§ **EXERCISE**: Can you write out the whole listing exactly?

§ **DATA FOR PROCESSING**:
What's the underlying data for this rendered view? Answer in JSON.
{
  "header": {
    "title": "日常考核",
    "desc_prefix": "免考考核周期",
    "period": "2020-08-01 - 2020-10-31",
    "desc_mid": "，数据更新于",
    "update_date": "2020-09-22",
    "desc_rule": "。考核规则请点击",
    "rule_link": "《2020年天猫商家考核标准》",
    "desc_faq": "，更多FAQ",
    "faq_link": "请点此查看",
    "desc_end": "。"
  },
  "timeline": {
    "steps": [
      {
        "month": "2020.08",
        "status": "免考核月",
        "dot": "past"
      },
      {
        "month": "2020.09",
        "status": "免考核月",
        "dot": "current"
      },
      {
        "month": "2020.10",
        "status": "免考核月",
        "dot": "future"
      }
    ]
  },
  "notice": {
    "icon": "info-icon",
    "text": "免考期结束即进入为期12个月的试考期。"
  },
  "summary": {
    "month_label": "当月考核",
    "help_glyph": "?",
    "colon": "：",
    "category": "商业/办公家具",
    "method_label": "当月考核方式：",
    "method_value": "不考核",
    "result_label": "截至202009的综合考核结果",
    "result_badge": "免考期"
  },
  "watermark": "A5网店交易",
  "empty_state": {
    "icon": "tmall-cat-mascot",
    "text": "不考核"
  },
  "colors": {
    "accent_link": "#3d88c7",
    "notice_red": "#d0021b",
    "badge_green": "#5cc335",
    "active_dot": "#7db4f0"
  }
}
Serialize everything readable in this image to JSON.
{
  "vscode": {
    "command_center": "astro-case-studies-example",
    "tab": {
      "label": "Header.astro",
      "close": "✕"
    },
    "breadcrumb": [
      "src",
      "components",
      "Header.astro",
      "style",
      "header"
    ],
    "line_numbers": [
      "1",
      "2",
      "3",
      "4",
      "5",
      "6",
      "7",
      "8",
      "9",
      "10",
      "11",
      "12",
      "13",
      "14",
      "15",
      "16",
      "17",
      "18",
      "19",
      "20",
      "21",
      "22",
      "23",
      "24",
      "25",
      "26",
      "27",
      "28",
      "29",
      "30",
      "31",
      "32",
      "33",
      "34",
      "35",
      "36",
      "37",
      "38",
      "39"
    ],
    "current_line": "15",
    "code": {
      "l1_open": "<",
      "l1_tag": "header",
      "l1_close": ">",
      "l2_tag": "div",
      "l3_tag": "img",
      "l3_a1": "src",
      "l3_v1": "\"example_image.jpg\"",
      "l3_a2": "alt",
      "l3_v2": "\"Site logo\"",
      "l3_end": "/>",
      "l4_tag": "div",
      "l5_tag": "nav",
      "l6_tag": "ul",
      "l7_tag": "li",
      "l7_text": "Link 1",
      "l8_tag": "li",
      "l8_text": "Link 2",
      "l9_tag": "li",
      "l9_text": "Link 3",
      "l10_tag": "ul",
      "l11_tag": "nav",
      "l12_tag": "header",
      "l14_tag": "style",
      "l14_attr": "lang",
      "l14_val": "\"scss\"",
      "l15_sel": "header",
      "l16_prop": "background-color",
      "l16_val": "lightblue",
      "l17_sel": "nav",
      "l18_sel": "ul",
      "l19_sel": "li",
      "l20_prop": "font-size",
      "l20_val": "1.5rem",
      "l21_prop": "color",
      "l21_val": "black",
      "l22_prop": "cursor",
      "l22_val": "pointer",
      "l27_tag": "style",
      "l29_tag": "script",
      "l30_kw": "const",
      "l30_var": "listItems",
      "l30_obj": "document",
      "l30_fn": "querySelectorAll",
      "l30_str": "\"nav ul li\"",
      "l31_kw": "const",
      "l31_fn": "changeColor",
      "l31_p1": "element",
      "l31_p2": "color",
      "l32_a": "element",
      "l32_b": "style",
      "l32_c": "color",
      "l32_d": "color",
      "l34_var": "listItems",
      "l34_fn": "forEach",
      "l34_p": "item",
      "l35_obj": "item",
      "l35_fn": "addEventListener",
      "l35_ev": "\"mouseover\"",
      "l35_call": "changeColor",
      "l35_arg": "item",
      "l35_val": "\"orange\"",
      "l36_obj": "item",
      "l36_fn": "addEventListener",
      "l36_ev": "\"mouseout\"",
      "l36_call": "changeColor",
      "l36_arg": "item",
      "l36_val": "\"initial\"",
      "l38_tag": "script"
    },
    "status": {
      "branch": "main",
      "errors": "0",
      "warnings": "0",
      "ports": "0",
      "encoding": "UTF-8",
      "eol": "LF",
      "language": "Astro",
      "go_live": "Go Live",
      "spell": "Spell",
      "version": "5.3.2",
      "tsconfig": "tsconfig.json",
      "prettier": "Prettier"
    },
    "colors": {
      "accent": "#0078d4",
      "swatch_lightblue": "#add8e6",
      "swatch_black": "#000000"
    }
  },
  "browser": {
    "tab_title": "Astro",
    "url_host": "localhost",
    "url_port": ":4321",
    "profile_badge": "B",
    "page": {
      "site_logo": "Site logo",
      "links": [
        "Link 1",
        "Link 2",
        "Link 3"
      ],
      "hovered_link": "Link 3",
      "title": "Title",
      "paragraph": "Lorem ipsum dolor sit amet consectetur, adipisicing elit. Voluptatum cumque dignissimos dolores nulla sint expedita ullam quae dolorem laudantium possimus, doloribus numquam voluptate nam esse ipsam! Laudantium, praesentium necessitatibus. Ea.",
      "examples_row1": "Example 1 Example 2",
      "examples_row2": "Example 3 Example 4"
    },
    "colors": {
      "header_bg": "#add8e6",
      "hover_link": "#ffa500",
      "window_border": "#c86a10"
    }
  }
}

§ **FINAL RESULT**:
What's the underlying data for this rendered view? Answer in JSON.
{
  "header": {
    "title": "日常考核",
    "desc_prefix": "免考考核周期",
    "period": "2020-08-01 - 2020-10-31",
    "desc_mid": "，数据更新于",
    "update_date": "2020-09-22",
    "desc_rule": "。考核规则请点击",
    "rule_link": "《2020年天猫商家考核标准》",
    "desc_faq": "，更多FAQ",
    "faq_link": "请点此查看",
    "desc_end": "。"
  },
  "timeline": {
    "steps": [
      {
        "month": "2020.08",
        "status": "免考核月",
        "dot": "past"
      },
      {
        "month": "2020.09",
        "status": "免考核月",
        "dot": "current"
      },
      {
        "month": "2020.10",
        "status": "免考核月",
        "dot": "future"
      }
    ]
  },
  "notice": {
    "icon": "info-icon",
    "text": "免考期结束即进入为期12个月的试考期。"
  },
  "summary": {
    "month_label": "当月考核",
    "help_glyph": "?",
    "colon": "：",
    "category": "商业/办公家具",
    "method_label": "当月考核方式：",
    "method_value": "不考核",
    "result_label": "截至202009的综合考核结果",
    "result_badge": "免考期"
  },
  "watermark": "A5网店交易",
  "empty_state": {
    "icon": "tmall-cat-mascot",
    "text": "不考核"
  },
  "colors": {
    "accent_link": "#3d88c7",
    "notice_red": "#d0021b",
    "badge_green": "#5cc335",
    "active_dot": "#7db4f0"
  }
}
Serialize everything readable in this image to JSON.
{
  "vscode": {
    "command_center": "astro-case-studies-example",
    "tab": {
      "label": "Header.astro",
      "close": "✕"
    },
    "breadcrumb": [
      "src",
      "components",
      "Header.astro",
      "style",
      "header"
    ],
    "line_numbers": [
      "1",
      "2",
      "3",
      "4",
      "5",
      "6",
      "7",
      "8",
      "9",
      "10",
      "11",
      "12",
      "13",
      "14",
      "15",
      "16",
      "17",
      "18",
      "19",
      "20",
      "21",
      "22",
      "23",
      "24",
      "25",
      "26",
      "27",
      "28",
      "29",
      "30",
      "31",
      "32",
      "33",
      "34",
      "35",
      "36",
      "37",
      "38",
      "39"
    ],
    "current_line": "15",
    "code": {
      "l1_open": "<",
      "l1_tag": "header",
      "l1_close": ">",
      "l2_tag": "div",
      "l3_tag": "img",
      "l3_a1": "src",
      "l3_v1": "\"example_image.jpg\"",
      "l3_a2": "alt",
      "l3_v2": "\"Site logo\"",
      "l3_end": "/>",
      "l4_tag": "div",
      "l5_tag": "nav",
      "l6_tag": "ul",
      "l7_tag": "li",
      "l7_text": "Link 1",
      "l8_tag": "li",
      "l8_text": "Link 2",
      "l9_tag": "li",
      "l9_text": "Link 3",
      "l10_tag": "ul",
      "l11_tag": "nav",
      "l12_tag": "header",
      "l14_tag": "style",
      "l14_attr": "lang",
      "l14_val": "\"scss\"",
      "l15_sel": "header",
      "l16_prop": "background-color",
      "l16_val": "lightblue",
      "l17_sel": "nav",
      "l18_sel": "ul",
      "l19_sel": "li",
      "l20_prop": "font-size",
      "l20_val": "1.5rem",
      "l21_prop": "color",
      "l21_val": "black",
      "l22_prop": "cursor",
      "l22_val": "pointer",
      "l27_tag": "style",
      "l29_tag": "script",
      "l30_kw": "const",
      "l30_var": "listItems",
      "l30_obj": "document",
      "l30_fn": "querySelectorAll",
      "l30_str": "\"nav ul li\"",
      "l31_kw": "const",
      "l31_fn": "changeColor",
      "l31_p1": "element",
      "l31_p2": "color",
      "l32_a": "element",
      "l32_b": "style",
      "l32_c": "color",
      "l32_d": "color",
      "l34_var": "listItems",
      "l34_fn": "forEach",
      "l34_p": "item",
      "l35_obj": "item",
      "l35_fn": "addEventListener",
      "l35_ev": "\"mouseover\"",
      "l35_call": "changeColor",
      "l35_arg": "item",
      "l35_val": "\"orange\"",
      "l36_obj": "item",
      "l36_fn": "addEventListener",
      "l36_ev": "\"mouseout\"",
      "l36_call": "changeColor",
      "l36_arg": "item",
      "l36_val": "\"initial\"",
      "l38_tag": "script"
    },
    "status": {
      "branch": "main",
      "errors": "0",
      "warnings": "0",
      "ports": "0",
      "encoding": "UTF-8",
      "eol": "LF",
      "language": "Astro",
      "go_live": "Go Live",
      "spell": "Spell",
      "version": "5.3.2",
      "tsconfig": "tsconfig.json",
      "prettier": "Prettier"
    },
    "colors": {
      "accent": "#0078d4",
      "swatch_lightblue": "#add8e6",
      "swatch_black": "#000000"
    }
  },
  "browser": {
    "tab_title": "Astro",
    "url_host": "localhost",
    "url_port": ":4321",
    "profile_badge": "B",
    "page": {
      "site_logo": "Site logo",
      "links": [
        "Link 1",
        "Link 2",
        "Link 3"
      ],
      "hovered_link": "Link 3",
      "title": "Title",
      "paragraph": "Lorem ipsum dolor sit amet consectetur, adipisicing elit. Voluptatum cumque dignissimos dolores nulla sint expedita ullam quae dolorem laudantium possimus, doloribus numquam voluptate nam esse ipsam! Laudantium, praesentium necessitatibus. Ea.",
      "examples_row1": "Example 1 Example 2",
      "examples_row2": "Example 3 Example 4"
    },
    "colors": {
      "header_bg": "#add8e6",
      "hover_link": "#ffa500",
      "window_border": "#c86a10"
    }
  }
}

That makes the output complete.